TEXT TO READ —

■ ■ ■

What is the nature and role of TNCs?

A

TNCs are companies that operate in two or more countries with a headquarters based in one country but business operations usually occurring in a number of others.
- TNCs operate in more than one country:
1. To escape trade barriers – Nissan’s decision to produce cars in Sunderland was largely to gain barrier-free access to the EU market.
2. To find the lowest cost location for their production
3. To reach foreign markets more effectively
4. To exploit mineral or other resources available in foreign countries – BP in Azerbaijan
- TNCs no longer necessarily originate from an HIC

17
Q

What are the characteristics of TNCs?

A
  • Maximising global economies of scale by organising production to reduce costs
  • Sourcing raw materials or components at the lowest cost
  • Controlling key supplies
  • Control of processing at each stage of production
  • Branding of products/services so they are easily recognisable
  • Outsourcing of production
18
Q

What is the spatial organisation of TNCs?

A

TNCs have become increasingly flexible in the global location of their assets
•Traditionally the HQs are based in the home country but TNCs may now have subsidiary HQs in other countries
•TNCs will engage in R&D to maintain their competitive advantage. These tend to be based in the country of origin and will often be close to a city where there is a supply of highly educated, skilled graduates or a university to make use of research facilities

19
Q

What is the production of TNCs?

A

Primary sector
Production of TNCs will be based wherever there are unexploited primary resources. These now tend to be in developing regions – why?

■ ■ ■

PROVIDED DATA —
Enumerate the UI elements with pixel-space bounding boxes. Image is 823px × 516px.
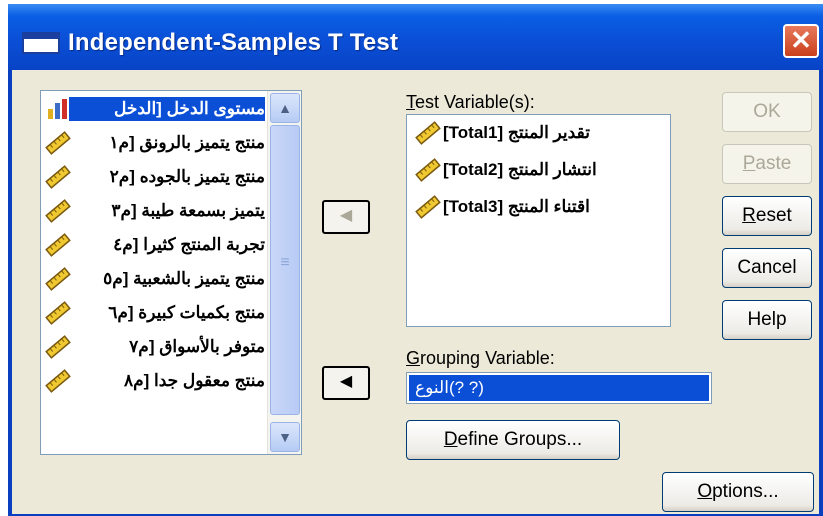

■ ■ ■

SHORT EXERCISE — Return the passage of the TNC notes from "What is the spatial" up to and including "production of TNCs?", copied word for word. Work from the text on transnational corporations alone.

OUTPUT FOR THIS TASK —
What is the spatial organisation of TNCs?

A

TNCs have become increasingly flexible in the global location of their assets
•Traditionally the HQs are based in the home country but TNCs may now have subsidiary HQs in other countries
•TNCs will engage in R&D to maintain their competitive advantage. These tend to be based in the country of origin and will often be close to a city where there is a supply of highly educated, skilled graduates or a university to make use of research facilities

19
Q

What is the production of TNCs?